Reproduce everything from the start of the listing down through the line containing "The portion of latching mechanism 79", substituting "lateral cross-sectional view" for "side cross-sectional view" and leaving all else unchanged. Omit the pictures from your answer.

○ ○ ○

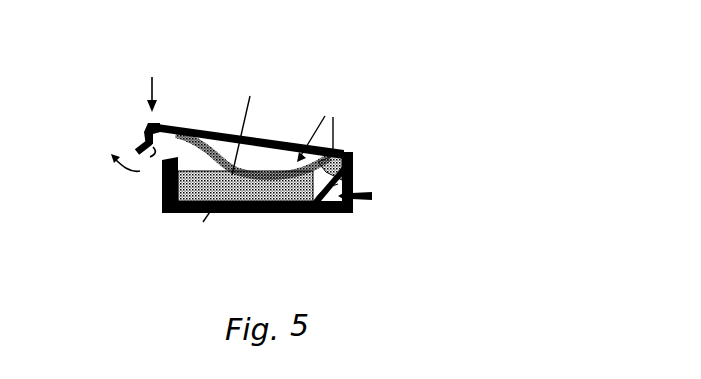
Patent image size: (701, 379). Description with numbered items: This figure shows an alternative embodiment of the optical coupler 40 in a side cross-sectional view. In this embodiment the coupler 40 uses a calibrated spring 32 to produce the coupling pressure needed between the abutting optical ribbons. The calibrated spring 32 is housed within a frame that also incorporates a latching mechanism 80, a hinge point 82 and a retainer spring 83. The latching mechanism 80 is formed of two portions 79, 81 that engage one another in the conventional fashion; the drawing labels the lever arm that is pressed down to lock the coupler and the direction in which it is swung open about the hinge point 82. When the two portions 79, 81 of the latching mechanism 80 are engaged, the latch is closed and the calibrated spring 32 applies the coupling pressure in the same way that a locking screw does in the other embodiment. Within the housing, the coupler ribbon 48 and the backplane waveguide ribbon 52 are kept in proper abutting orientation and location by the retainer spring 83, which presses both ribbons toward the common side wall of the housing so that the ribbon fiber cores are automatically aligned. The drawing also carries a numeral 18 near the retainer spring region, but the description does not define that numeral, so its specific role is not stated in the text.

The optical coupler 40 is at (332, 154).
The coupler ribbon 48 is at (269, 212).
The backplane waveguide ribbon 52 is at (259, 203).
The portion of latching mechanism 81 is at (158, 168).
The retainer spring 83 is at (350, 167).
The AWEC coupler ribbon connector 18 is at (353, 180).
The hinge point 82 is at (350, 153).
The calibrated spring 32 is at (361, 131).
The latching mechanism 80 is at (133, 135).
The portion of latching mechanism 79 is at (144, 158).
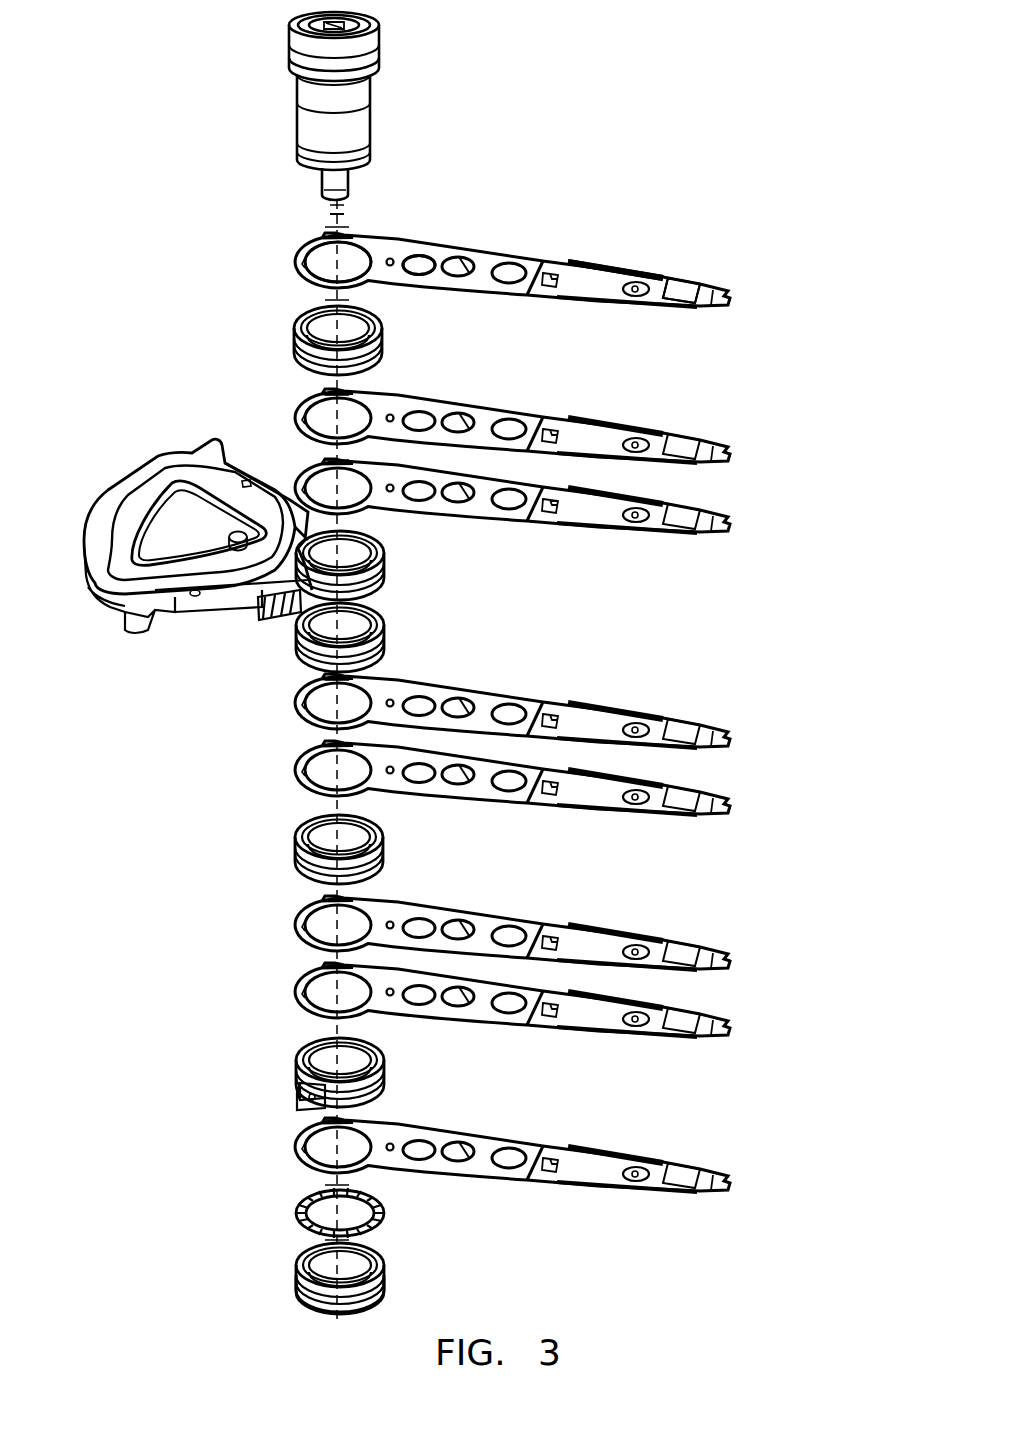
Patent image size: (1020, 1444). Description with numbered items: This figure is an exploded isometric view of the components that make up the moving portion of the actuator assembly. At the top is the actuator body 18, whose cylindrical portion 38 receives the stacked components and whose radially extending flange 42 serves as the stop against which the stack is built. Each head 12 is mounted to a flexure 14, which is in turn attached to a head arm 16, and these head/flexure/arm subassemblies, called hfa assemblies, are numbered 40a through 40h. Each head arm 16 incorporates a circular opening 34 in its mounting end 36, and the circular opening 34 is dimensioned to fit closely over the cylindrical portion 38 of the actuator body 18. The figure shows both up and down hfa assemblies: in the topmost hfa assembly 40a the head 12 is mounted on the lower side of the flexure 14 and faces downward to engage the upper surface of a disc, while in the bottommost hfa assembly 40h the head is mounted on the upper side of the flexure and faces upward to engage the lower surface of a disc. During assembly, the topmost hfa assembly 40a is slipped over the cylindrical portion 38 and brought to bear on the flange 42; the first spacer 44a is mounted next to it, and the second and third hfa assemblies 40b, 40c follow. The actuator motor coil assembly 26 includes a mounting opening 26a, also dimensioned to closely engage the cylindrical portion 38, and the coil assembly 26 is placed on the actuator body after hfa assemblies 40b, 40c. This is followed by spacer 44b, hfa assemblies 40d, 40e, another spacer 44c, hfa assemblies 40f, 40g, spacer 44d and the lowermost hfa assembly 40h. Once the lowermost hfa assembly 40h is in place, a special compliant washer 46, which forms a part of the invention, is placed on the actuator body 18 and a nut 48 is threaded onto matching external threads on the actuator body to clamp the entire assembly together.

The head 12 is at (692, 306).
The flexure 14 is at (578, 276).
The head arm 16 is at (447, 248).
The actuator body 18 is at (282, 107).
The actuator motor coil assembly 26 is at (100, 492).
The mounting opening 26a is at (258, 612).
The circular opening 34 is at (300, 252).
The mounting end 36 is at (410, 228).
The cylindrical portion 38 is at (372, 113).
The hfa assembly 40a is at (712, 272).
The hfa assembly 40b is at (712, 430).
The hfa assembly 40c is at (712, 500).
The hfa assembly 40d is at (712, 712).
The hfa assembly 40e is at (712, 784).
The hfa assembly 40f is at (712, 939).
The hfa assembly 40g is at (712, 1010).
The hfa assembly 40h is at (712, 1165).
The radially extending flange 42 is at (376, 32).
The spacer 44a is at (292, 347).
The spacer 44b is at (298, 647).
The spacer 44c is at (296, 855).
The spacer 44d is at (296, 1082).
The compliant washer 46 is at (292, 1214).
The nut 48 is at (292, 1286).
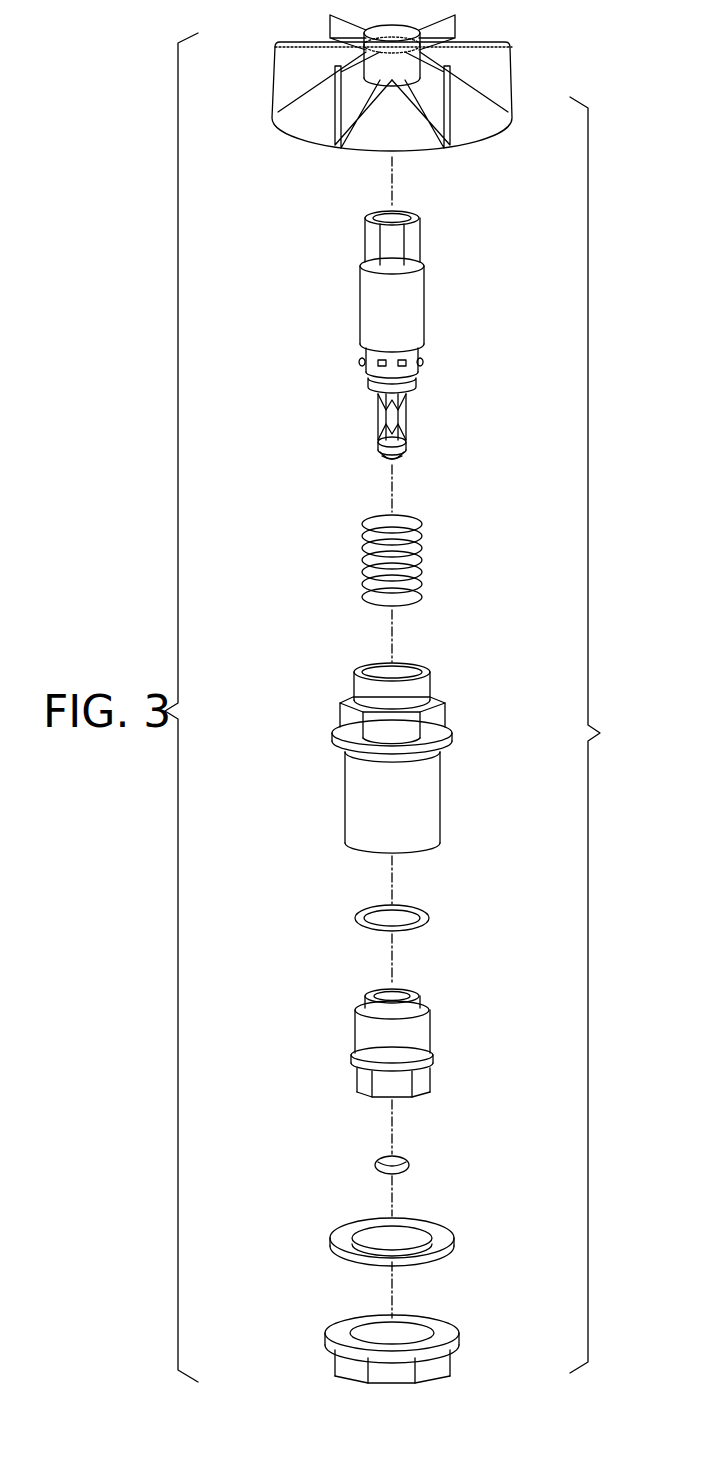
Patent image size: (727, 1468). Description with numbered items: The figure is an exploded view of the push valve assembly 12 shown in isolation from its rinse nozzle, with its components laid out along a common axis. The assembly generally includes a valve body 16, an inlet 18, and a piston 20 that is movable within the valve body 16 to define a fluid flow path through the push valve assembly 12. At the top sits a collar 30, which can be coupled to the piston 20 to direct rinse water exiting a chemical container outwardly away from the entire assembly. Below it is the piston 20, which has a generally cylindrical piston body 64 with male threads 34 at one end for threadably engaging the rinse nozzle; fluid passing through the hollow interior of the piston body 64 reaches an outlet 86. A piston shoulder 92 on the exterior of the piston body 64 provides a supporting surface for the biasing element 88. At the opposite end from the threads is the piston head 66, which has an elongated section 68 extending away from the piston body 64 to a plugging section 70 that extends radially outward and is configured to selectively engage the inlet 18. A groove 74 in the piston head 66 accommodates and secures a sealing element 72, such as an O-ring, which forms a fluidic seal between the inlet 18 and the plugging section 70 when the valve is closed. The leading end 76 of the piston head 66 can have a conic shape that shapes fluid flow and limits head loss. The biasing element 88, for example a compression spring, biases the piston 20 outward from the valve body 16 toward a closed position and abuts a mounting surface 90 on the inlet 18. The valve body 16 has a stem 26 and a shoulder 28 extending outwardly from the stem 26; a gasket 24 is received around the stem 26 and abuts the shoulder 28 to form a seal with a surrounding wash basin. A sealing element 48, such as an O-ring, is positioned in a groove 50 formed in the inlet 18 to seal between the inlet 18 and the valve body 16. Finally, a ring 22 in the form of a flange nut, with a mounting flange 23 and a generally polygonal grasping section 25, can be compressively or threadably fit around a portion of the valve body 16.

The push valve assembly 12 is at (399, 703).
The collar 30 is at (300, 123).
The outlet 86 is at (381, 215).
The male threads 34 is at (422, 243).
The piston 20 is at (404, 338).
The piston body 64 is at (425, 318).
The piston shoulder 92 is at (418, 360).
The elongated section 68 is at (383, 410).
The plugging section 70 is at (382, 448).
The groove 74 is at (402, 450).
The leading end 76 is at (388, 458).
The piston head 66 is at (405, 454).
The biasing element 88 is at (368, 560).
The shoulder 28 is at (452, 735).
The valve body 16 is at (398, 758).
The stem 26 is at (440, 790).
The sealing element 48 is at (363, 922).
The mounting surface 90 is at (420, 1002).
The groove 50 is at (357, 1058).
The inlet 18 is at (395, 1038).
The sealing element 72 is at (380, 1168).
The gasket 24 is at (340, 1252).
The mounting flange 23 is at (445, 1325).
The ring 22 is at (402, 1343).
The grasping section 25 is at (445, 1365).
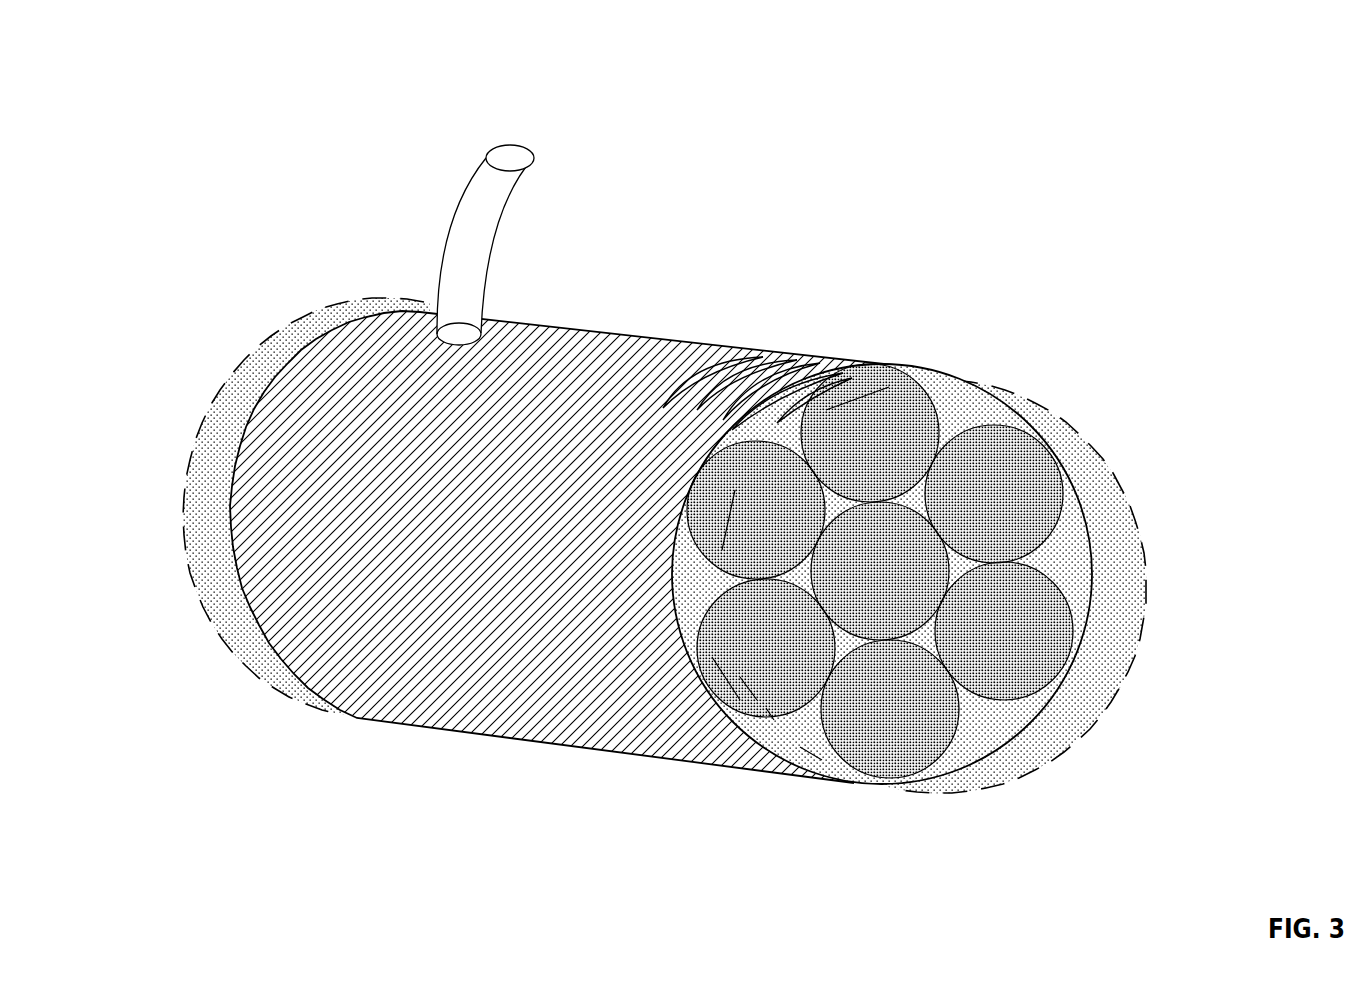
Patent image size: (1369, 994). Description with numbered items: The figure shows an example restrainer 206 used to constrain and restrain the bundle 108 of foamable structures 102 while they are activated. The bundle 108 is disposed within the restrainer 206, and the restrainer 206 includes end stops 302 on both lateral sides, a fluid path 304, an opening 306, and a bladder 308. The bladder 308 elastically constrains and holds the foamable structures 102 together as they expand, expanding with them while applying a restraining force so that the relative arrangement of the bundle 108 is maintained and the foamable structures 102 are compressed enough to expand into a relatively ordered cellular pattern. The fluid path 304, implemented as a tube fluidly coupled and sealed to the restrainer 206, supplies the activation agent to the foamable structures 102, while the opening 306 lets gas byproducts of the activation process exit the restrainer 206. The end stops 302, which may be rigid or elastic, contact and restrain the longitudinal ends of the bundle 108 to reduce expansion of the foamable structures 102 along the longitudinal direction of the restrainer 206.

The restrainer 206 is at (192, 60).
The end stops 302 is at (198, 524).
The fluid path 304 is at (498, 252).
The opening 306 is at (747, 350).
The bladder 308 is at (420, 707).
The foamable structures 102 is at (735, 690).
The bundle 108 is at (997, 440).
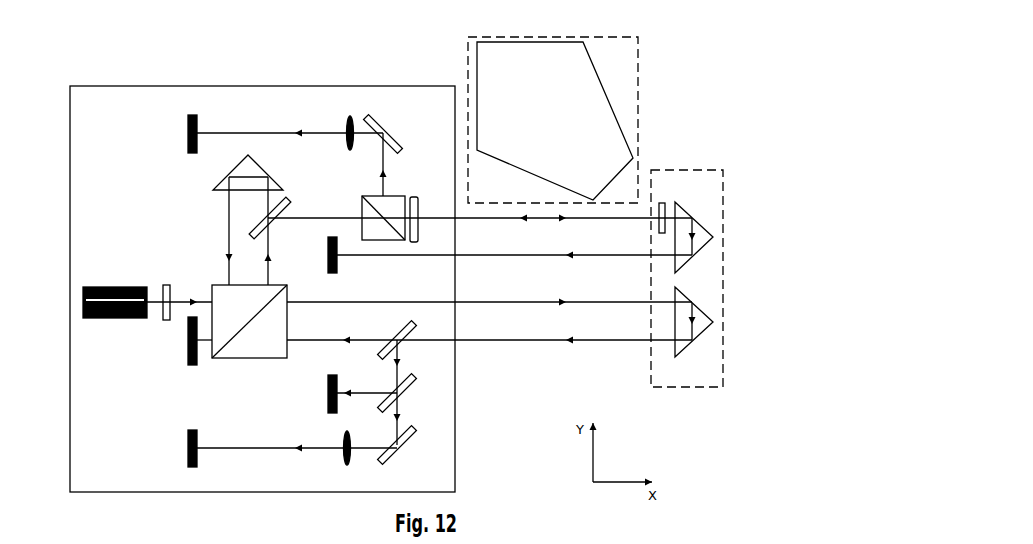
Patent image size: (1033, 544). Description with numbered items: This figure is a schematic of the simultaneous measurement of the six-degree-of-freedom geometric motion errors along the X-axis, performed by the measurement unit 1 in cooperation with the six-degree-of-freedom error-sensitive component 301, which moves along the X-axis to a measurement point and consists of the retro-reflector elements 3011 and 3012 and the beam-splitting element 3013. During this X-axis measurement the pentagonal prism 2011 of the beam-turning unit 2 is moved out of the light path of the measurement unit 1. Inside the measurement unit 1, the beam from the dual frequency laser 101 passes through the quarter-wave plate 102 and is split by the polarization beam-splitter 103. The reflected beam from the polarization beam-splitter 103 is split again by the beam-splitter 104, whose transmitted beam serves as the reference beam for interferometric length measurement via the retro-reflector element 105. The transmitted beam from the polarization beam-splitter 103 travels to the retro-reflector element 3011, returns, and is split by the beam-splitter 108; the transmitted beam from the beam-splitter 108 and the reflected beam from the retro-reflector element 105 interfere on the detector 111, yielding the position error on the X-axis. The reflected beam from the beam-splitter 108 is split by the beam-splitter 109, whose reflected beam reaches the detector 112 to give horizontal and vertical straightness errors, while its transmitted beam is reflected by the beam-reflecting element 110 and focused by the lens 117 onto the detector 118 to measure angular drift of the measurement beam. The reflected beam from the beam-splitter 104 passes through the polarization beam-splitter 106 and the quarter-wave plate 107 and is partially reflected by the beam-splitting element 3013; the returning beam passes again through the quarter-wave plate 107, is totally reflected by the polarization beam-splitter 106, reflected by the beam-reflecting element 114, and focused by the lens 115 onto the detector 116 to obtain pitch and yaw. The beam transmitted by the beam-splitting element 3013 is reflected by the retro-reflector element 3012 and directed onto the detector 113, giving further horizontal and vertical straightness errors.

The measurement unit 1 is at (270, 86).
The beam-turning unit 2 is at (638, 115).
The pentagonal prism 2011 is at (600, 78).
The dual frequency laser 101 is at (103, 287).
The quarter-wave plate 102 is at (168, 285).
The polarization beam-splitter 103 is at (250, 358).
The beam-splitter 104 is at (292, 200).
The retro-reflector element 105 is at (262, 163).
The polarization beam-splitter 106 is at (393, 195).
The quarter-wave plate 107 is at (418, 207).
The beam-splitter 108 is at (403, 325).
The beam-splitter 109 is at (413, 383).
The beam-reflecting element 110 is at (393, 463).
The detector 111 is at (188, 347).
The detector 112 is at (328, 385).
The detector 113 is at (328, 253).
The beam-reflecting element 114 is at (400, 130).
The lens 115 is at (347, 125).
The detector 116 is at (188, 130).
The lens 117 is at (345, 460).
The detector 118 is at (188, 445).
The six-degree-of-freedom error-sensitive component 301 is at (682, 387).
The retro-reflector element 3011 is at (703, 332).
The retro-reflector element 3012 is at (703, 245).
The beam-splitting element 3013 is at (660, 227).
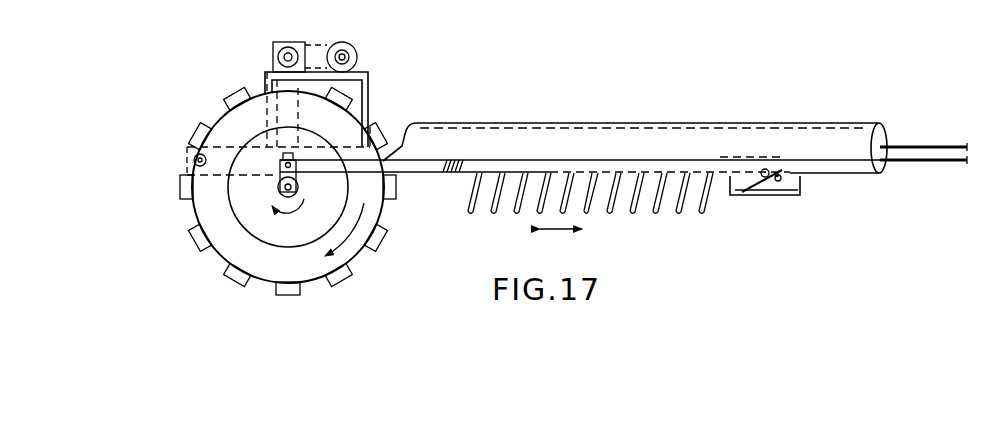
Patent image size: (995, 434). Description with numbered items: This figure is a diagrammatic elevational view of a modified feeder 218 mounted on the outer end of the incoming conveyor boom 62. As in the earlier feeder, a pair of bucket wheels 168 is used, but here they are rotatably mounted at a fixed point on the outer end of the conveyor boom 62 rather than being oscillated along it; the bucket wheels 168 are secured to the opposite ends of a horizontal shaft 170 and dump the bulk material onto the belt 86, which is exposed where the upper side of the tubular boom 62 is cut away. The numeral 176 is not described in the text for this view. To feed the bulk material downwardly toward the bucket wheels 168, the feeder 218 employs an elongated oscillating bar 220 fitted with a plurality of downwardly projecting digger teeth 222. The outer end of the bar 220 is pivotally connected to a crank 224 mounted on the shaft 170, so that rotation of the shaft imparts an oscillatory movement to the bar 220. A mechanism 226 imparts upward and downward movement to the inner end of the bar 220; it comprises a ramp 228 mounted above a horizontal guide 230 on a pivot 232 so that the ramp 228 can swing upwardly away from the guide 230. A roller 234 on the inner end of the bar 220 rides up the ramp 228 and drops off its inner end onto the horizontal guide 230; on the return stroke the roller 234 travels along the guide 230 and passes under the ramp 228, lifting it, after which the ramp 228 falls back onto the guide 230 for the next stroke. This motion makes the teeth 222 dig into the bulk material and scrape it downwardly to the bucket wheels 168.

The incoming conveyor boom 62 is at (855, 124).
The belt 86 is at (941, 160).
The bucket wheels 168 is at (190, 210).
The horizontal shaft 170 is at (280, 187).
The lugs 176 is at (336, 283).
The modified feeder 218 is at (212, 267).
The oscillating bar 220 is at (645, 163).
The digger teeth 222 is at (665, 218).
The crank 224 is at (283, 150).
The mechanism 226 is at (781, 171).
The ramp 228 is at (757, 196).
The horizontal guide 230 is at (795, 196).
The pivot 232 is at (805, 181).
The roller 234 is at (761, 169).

○ ○ ○

- COMPLETED TASK:
Patent image size: (701, 379). Description with numbered items: This figure shows an alternative embodiment of the optical coupler 40 in a lateral cross-sectional view. In this embodiment the coupler 40 uses a calibrated spring 32 to produce the coupling pressure needed between the abutting optical ribbons. The calibrated spring 32 is housed within a frame that also incorporates a latching mechanism 80, a hinge point 82 and a retainer spring 83. The latching mechanism 80 is formed of two portions 79, 81 that engage one another in the conventional fashion; the drawing labels the lever arm that is pressed down to lock the coupler and the direction in which it is swung open about the hinge point 82. When the two portions 79, 81 of the latching mechanism 80 are engaged, the latch is closed and the calibrated spring 32 applies the coupling pressure in the same way that a locking screw does in the other embodiment. Within the housing, the coupler ribbon 48 and the backplane waveguide ribbon 52 are kept in proper abutting orientation and location by the retainer spring 83, which presses both ribbons toward the common side wall of the housing so that the ribbon fiber cores are automatically aligned. The drawing also carries a numeral 18 near the retainer spring region, but the description does not define that numeral, so its specific role is not stated in the text.

The optical coupler 40 is at (332, 154).
The coupler ribbon 48 is at (269, 212).
The backplane waveguide ribbon 52 is at (259, 203).
The portion of latching mechanism 81 is at (158, 168).
The retainer spring 83 is at (350, 167).
The AWEC coupler ribbon connector 18 is at (353, 180).
The hinge point 82 is at (350, 153).
The calibrated spring 32 is at (361, 131).
The latching mechanism 80 is at (133, 135).
The portion of latching mechanism 79 is at (144, 158).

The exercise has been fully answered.